*** DOCUMENT EXCERPT

In the intimate surroundings of the Old Queen’s Head pub in London, UK, Brendan Campbell announced to the crowd with his soft Glaswegian tones that he wasn’t feeling too great. Seconds earlier, he’d stopped singing a few seconds into his fourth song of the evening, “Venice”.

Watching a musician concentrate on stage is far from a new phenomenon. However, seeing someone focused on forcing back the contents of their stomach back down their throat can be classed as pretty damn rock ‘n’ roll.

Stomach ulcers aside, Brendan battled on through the pain barrier and still achieved the stunning vocal harmonies that he is becoming much feted for. His lyrical talent leads to inevitable yet enviable comparisons with the likes of Bob Dylan and Elliott Smith.

The lyrics of his dreamy first single, Burgers and Murders, highlight not just his ability but also his sense of humour – ‘Speak to the pigeons/maybe they speak Turkish too’. His guitar strumming also mirrors his vocal ability – it’s of exceptional quality with an impressive pace.

******

### TASK REQUIREMENTS
List every person named in the concert review above.

*** RECORDS

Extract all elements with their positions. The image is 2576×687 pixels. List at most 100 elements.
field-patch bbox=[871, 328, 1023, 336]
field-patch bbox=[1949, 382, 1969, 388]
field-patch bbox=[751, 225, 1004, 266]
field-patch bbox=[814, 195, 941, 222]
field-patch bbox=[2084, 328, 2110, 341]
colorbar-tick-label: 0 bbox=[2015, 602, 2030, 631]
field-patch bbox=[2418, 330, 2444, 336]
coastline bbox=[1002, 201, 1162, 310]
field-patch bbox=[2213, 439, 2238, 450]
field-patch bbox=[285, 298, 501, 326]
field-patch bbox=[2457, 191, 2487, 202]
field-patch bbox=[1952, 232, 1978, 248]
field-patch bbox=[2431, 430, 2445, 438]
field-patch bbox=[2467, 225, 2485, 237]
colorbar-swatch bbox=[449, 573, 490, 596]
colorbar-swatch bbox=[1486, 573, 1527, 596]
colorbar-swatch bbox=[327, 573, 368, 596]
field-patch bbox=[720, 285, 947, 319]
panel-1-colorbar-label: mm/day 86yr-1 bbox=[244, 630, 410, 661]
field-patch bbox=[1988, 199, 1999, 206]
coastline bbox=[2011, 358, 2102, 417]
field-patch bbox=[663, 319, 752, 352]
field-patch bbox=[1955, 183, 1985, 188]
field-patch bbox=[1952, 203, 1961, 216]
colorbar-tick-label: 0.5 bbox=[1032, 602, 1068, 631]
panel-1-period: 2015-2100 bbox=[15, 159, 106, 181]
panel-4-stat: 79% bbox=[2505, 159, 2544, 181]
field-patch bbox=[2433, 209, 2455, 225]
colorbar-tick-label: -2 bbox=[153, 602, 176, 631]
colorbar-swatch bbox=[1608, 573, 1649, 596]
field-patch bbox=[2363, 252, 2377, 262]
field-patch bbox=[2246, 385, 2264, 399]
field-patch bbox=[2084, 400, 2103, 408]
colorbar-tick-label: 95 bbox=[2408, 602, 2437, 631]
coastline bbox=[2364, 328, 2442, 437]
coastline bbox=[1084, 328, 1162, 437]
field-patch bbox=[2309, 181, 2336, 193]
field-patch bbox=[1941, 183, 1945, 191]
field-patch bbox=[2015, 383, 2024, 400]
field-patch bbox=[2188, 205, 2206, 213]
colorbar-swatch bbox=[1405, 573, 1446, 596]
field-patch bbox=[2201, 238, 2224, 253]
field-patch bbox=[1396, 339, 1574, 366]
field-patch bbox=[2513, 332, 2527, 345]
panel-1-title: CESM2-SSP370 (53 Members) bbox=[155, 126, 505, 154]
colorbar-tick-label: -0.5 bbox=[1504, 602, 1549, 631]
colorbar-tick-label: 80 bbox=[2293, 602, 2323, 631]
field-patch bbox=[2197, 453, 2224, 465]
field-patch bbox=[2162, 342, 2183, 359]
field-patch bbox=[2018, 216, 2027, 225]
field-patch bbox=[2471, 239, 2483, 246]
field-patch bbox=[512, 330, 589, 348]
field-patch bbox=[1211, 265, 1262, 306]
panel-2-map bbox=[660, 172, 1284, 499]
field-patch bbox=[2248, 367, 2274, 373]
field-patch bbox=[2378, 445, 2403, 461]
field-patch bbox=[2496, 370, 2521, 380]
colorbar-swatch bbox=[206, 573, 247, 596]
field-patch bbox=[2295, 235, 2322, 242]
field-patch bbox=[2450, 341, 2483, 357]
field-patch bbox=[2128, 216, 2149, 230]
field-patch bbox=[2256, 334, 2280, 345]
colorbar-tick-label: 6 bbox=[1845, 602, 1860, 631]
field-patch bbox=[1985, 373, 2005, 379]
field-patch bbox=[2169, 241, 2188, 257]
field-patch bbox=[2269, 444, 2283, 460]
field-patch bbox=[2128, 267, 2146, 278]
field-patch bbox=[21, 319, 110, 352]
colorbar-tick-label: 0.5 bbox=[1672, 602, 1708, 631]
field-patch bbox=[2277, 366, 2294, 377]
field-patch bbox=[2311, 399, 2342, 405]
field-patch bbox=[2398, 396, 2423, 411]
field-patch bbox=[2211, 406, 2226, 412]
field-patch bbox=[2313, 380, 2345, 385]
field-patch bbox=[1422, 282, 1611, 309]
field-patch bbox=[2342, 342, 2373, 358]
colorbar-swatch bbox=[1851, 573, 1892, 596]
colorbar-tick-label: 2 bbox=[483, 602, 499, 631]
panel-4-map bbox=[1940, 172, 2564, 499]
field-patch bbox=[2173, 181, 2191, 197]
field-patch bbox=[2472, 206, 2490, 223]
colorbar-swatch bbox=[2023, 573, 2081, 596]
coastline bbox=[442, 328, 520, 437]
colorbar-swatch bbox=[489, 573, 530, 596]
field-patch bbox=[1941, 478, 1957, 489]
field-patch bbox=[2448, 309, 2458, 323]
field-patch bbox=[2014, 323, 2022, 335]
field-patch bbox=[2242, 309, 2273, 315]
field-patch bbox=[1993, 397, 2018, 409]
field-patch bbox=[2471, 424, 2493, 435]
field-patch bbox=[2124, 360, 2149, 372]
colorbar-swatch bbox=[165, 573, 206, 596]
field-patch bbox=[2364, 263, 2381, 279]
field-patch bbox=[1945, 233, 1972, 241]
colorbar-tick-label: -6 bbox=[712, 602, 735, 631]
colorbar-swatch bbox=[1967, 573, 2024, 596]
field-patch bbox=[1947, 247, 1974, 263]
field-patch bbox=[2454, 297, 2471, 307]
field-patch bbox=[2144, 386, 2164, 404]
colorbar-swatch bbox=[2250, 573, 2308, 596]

******

### YOUR RESPONSE
Brendan Campbell, Bob Dylan, Elliott Smith